--- START OF Given information ---

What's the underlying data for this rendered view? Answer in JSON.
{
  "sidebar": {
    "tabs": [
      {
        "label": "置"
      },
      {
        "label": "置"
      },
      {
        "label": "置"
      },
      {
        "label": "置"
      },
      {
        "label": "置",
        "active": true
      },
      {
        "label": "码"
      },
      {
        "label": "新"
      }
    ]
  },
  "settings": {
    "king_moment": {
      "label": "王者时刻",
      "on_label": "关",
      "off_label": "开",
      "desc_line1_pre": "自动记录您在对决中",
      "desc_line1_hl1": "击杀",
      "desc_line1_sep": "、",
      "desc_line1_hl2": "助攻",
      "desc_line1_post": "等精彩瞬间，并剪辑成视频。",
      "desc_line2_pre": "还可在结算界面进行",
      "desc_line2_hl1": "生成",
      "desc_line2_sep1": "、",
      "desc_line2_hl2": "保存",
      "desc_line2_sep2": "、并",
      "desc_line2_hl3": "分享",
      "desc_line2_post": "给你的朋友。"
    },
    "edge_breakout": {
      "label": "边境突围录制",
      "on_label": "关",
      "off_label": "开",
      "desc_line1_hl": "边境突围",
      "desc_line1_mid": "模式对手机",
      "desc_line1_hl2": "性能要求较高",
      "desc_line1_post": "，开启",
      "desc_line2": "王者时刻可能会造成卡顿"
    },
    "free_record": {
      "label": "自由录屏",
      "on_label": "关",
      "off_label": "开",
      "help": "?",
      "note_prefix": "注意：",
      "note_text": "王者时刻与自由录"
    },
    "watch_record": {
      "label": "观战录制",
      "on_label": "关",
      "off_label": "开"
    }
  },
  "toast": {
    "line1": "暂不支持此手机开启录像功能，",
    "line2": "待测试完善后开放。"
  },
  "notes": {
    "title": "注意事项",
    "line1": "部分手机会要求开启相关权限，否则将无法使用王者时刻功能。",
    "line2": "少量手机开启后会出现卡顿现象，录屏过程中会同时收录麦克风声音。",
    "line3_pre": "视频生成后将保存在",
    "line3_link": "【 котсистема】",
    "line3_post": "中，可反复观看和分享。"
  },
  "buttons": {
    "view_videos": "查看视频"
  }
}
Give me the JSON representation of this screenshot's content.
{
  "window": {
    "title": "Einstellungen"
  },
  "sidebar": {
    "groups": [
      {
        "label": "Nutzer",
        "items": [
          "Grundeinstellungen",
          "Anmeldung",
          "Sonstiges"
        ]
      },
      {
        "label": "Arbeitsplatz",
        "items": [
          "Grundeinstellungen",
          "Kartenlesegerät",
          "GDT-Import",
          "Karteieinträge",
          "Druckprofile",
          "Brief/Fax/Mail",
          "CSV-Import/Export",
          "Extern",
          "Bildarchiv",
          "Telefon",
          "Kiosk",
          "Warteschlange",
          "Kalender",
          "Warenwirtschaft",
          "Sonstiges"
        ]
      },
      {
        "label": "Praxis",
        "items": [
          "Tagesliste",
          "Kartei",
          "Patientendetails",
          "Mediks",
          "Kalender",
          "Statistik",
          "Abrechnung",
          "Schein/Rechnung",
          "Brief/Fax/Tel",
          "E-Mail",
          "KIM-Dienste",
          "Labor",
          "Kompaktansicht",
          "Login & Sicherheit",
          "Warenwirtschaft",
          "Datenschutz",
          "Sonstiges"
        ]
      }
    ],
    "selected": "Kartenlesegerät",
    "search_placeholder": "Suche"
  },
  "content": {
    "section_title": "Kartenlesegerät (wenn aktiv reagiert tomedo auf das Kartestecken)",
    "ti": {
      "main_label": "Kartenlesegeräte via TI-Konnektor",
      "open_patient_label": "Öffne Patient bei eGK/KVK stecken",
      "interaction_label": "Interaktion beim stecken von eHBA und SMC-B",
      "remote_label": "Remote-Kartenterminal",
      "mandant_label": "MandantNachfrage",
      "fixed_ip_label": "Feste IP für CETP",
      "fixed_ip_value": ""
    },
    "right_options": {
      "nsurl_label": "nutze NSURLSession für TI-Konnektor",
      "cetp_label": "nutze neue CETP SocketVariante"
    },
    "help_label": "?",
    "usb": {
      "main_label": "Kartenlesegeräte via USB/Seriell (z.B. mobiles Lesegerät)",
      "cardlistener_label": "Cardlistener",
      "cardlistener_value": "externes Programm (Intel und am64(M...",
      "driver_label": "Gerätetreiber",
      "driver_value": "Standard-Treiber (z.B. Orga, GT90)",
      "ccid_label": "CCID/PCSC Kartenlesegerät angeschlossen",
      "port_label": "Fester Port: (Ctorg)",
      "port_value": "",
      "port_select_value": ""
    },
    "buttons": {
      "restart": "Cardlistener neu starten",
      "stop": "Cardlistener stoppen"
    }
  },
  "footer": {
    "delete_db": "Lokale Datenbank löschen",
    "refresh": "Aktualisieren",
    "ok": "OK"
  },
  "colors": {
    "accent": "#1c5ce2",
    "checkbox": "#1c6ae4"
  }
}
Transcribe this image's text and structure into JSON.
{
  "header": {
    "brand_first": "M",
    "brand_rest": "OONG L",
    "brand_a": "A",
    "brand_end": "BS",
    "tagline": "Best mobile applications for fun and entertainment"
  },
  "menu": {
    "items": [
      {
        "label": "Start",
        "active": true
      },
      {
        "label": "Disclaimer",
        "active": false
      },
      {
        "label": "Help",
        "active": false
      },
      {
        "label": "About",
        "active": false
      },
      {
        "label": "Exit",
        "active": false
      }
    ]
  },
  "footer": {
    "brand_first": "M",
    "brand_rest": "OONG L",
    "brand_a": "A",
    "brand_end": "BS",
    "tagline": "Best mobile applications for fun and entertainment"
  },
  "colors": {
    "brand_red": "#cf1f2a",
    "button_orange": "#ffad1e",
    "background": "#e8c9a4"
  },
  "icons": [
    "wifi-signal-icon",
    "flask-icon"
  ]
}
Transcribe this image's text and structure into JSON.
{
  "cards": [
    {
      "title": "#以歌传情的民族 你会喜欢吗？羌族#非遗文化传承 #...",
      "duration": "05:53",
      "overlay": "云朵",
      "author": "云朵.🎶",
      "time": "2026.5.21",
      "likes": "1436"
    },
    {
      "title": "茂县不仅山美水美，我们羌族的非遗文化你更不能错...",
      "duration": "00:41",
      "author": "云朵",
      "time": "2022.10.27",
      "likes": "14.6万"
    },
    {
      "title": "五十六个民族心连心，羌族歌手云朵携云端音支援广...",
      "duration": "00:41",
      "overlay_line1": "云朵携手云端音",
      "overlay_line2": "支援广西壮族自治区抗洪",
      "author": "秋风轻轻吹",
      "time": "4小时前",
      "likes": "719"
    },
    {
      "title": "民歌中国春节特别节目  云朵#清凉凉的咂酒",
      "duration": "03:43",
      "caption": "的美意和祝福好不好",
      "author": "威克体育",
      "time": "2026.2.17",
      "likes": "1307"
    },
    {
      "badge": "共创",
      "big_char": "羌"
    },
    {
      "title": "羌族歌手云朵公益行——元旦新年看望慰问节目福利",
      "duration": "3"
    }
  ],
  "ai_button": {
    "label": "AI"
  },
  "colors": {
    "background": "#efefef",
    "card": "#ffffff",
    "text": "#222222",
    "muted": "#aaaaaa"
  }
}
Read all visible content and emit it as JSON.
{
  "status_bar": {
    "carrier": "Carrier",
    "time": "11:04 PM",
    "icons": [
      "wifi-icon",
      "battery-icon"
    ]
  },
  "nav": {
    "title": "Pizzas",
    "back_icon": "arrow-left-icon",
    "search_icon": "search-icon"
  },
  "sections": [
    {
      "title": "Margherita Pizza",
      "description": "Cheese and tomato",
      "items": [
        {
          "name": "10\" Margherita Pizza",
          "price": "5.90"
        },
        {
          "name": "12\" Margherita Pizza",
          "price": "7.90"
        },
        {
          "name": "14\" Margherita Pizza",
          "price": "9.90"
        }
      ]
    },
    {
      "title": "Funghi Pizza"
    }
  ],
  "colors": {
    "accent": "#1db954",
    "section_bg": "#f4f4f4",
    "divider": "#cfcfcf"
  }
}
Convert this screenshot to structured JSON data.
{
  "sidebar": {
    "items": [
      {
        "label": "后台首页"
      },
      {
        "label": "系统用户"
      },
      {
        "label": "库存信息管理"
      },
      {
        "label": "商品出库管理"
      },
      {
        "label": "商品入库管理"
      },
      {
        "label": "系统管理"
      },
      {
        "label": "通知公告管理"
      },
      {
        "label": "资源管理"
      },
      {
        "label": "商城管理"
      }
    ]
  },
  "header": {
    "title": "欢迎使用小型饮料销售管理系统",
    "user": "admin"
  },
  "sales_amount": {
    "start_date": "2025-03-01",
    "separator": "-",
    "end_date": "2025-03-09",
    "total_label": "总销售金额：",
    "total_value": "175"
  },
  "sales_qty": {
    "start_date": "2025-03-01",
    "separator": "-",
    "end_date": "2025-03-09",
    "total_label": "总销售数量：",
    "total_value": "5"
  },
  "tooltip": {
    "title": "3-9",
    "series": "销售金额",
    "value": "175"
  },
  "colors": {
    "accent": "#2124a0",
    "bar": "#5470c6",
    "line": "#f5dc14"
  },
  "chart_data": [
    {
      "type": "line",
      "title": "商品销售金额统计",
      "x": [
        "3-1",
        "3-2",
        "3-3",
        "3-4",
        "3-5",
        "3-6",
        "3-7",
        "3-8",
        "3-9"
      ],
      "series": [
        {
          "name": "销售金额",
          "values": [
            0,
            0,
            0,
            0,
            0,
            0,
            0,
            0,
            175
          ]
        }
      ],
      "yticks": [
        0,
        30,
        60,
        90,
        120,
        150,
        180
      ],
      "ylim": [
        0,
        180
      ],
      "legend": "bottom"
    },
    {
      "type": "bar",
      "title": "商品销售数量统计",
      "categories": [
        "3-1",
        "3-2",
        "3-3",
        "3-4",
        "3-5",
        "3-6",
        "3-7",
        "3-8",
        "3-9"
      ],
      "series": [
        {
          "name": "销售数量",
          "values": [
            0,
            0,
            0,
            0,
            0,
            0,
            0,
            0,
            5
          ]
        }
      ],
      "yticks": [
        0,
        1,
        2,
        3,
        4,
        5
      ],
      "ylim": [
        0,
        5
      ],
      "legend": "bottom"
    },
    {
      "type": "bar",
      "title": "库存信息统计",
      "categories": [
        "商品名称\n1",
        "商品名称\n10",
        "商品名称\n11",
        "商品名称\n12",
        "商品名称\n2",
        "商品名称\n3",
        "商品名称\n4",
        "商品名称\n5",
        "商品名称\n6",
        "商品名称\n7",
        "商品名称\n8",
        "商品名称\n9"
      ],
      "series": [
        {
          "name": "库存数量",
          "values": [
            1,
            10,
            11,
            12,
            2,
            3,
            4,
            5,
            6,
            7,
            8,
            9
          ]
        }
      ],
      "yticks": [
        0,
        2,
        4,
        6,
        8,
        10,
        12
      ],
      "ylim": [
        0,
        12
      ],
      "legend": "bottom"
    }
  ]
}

--- END OF Given information ---

Copy every line in the records above that contains the word "accent".

[The completed task]:
    "accent": "#1c5ce2",
    "accent": "#1db954",
    "accent": "#2124a0",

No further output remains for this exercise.